**THE EXERCISE:** Go over the entries below line by line, copying each one that contains the word "inches".
== DATA RECORDS ==
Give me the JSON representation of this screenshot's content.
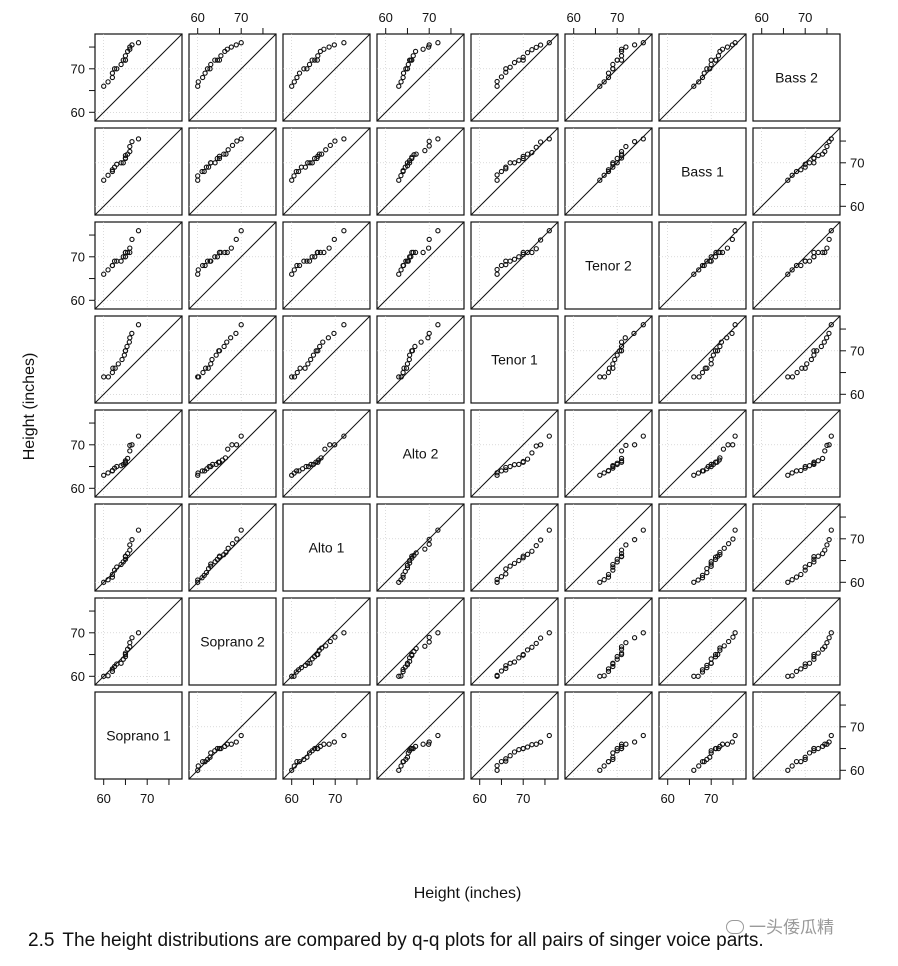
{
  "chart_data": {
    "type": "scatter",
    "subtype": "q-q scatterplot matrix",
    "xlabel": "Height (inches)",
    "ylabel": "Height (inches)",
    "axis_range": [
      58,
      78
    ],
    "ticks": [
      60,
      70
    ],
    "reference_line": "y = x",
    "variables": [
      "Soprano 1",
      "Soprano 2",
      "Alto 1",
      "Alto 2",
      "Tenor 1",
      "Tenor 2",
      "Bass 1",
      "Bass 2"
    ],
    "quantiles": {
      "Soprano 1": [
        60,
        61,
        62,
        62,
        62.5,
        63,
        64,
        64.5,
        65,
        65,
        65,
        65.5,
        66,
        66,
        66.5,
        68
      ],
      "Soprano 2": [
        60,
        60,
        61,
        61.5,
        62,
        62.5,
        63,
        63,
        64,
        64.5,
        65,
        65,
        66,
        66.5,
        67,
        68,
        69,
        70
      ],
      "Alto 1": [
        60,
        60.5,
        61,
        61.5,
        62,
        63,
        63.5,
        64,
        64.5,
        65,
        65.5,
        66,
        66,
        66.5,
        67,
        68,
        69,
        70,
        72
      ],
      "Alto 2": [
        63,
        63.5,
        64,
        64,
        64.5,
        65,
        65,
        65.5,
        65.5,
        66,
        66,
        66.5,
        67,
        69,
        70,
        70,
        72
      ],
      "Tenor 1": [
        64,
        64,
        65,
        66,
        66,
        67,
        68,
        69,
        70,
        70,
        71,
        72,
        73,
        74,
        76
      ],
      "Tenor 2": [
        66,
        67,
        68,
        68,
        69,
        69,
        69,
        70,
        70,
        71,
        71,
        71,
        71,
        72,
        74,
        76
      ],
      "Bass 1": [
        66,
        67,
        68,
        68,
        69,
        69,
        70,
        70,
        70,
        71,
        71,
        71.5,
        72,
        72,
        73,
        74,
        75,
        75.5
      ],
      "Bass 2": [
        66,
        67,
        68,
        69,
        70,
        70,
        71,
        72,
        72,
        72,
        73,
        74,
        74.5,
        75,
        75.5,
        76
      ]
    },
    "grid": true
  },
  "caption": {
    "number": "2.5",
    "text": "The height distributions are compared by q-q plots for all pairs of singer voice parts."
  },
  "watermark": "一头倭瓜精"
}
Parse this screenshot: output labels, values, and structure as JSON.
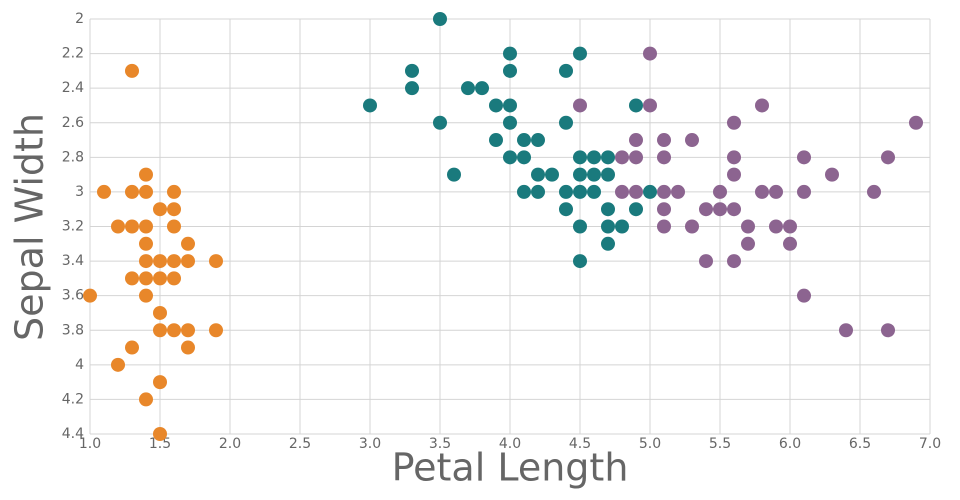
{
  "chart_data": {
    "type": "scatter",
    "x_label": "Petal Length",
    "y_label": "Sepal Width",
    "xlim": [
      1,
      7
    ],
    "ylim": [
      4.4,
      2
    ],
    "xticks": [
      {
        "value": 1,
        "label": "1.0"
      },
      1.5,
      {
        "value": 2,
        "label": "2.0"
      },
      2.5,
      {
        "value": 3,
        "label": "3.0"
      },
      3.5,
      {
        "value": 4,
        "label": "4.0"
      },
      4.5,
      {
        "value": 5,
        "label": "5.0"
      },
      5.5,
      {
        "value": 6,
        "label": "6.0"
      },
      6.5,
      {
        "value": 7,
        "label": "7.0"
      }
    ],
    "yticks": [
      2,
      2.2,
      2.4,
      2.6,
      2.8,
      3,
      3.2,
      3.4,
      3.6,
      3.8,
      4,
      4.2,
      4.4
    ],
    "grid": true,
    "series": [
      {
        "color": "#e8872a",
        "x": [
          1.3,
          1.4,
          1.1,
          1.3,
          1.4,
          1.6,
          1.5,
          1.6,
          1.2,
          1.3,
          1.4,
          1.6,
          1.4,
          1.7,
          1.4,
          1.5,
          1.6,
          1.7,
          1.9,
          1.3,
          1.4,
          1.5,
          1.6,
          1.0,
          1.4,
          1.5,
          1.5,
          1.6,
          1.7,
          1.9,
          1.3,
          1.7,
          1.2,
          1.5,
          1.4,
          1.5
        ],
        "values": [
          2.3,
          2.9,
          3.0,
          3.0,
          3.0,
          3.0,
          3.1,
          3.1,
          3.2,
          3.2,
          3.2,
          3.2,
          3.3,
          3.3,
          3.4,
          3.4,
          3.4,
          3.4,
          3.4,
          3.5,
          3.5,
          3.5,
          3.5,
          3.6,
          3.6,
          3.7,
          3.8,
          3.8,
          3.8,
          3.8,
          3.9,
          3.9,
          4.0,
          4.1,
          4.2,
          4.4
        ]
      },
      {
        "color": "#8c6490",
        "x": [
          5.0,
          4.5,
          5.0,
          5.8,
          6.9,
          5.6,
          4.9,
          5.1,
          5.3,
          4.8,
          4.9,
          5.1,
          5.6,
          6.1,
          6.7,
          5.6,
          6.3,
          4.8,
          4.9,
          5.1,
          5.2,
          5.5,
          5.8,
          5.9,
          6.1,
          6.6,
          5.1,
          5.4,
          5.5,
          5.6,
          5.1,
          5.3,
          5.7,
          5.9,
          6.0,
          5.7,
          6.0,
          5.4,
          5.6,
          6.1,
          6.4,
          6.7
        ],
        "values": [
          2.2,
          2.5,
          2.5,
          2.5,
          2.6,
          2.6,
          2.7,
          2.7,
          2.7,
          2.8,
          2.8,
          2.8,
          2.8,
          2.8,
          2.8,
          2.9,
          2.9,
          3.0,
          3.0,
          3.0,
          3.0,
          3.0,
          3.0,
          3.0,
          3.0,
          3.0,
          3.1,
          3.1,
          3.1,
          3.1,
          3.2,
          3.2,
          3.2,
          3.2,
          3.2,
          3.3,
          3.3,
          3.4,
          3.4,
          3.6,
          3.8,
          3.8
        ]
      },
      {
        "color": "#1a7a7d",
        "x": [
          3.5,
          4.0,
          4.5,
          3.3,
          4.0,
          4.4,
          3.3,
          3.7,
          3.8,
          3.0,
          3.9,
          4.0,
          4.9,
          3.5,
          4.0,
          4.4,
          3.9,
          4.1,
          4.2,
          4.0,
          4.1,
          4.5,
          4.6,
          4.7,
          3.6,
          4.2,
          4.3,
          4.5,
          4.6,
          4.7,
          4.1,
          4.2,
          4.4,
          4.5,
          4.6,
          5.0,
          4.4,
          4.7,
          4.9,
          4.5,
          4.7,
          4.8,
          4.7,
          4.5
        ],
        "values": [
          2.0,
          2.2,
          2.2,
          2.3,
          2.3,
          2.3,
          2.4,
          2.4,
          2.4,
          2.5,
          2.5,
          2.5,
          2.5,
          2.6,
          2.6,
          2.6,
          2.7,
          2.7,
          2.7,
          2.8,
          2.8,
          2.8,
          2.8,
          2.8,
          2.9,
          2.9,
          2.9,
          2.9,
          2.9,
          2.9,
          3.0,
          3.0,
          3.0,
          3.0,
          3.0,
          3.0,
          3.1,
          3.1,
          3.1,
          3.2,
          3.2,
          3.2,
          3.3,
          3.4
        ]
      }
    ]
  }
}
===
**SOLUTION TO THE PROBLEM:**
    "xlabel": "Height (inches)",
    "ylabel": "Height (inches)",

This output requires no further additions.